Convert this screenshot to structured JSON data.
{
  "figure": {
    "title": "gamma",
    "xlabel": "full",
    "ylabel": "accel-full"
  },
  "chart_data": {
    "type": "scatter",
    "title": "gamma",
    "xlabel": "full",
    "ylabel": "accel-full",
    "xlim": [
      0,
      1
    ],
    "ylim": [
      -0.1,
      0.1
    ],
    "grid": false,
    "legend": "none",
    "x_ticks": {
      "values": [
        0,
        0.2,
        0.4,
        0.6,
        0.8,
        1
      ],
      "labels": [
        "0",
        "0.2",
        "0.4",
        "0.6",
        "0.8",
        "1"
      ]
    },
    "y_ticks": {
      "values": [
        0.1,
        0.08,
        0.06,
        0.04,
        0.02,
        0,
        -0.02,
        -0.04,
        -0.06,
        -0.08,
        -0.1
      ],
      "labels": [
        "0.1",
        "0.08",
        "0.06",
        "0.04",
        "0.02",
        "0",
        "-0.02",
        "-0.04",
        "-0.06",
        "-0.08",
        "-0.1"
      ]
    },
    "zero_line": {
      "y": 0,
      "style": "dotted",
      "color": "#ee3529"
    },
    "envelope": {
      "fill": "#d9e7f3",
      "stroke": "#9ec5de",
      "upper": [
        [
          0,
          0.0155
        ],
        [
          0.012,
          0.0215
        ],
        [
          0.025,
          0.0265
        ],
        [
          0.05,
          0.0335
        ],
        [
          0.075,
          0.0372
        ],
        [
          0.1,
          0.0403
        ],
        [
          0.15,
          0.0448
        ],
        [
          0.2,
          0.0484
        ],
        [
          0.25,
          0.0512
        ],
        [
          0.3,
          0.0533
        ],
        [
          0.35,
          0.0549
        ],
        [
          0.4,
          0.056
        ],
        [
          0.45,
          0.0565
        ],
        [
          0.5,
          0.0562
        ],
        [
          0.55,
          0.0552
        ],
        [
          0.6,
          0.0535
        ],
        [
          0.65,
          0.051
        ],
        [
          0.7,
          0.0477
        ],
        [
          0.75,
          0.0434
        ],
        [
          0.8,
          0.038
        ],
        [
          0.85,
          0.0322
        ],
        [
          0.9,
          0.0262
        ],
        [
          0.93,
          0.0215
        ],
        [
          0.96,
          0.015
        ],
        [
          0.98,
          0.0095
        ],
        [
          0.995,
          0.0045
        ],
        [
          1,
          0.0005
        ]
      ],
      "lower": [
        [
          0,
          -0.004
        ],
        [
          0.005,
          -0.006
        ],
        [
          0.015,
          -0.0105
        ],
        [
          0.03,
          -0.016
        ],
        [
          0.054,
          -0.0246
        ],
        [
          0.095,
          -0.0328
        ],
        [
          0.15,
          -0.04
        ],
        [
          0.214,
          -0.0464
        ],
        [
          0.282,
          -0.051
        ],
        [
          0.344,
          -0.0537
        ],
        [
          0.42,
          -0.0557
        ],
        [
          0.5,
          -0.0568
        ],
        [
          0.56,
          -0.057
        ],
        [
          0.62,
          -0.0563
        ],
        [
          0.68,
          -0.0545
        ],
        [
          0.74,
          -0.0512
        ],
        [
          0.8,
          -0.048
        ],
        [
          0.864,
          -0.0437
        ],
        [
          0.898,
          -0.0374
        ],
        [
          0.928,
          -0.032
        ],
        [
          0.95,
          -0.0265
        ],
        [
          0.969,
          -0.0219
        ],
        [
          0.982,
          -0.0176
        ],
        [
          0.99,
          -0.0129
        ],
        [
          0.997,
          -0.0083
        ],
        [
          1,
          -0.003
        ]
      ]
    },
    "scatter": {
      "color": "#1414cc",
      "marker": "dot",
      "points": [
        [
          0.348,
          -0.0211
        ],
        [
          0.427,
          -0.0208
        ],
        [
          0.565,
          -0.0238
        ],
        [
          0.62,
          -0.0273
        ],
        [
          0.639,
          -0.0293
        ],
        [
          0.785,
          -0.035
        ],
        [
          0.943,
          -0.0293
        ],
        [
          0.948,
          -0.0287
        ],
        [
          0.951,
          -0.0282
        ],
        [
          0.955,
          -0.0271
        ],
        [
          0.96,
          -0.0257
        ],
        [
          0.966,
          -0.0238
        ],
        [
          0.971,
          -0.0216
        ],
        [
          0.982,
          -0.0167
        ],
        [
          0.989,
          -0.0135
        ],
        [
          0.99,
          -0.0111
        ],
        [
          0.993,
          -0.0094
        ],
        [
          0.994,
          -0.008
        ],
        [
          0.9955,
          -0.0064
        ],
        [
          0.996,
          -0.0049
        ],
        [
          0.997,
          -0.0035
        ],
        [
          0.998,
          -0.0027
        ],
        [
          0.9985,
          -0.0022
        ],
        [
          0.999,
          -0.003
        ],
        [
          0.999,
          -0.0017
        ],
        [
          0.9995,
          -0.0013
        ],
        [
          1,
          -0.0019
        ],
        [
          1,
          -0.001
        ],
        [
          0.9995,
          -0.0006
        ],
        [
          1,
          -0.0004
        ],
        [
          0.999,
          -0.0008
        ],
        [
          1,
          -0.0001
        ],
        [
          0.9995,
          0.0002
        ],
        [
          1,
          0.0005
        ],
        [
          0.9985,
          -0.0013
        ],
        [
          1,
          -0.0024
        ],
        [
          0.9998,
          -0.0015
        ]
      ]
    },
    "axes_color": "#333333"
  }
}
──────────────────────────────
### Objective
Scan the material and collect every line that contains "ylabel".

### Reply to the task
    "ylabel": "accel-full"
    "ylabel": "accel-full",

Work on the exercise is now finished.